:: The problem ::
Count how many lines of the data include "radius". The answer is that number and nothing else.

:: Input rows ::
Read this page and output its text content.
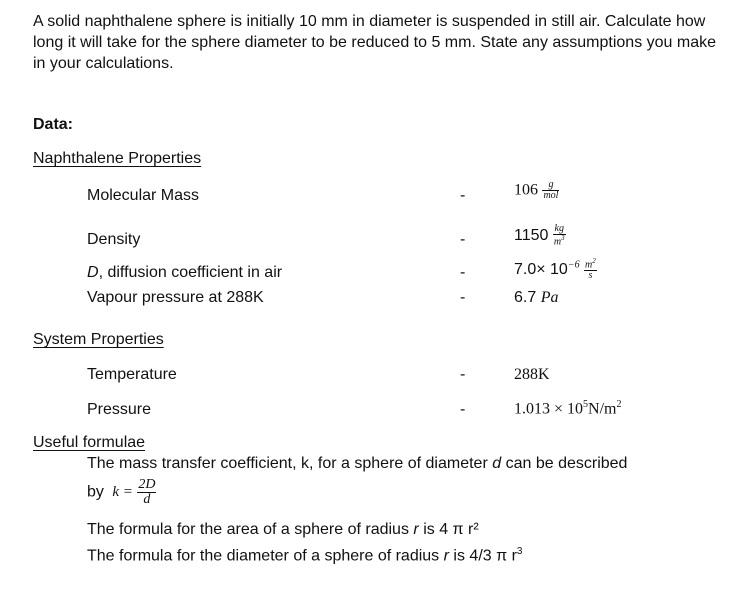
A solid naphthalene sphere is initially 10 mm in diameter is suspended in still air. Calculate how long it will take for the sphere diameter to be reduced to 5 mm. State any assumptions you make in your calculations.
Data:
Naphthalene Properties
Molecular Mass	-	$106 \frac{g}{\text{mol}}$
Density	-	$1150 \frac{kg}{m^3}$
D, diffusion coefficient in air	-	$7.0\times 10^{-6} \frac{m^2}{s}$
Vapour pressure at 288K	-	6.7 Pa
System Properties
Temperature	-	288K
Pressure	-	$1.013 \times 10^5N/m^2$
Useful formulae
The mass transfer coefficient, k, for a sphere of diameter d can be described
by $k = \frac{2D}{d}$
The formula for the area of a sphere of radius r is 4 π r²
The formula for the diameter of a sphere of radius r is 4/3 π $r^3$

:: Written answer ::
2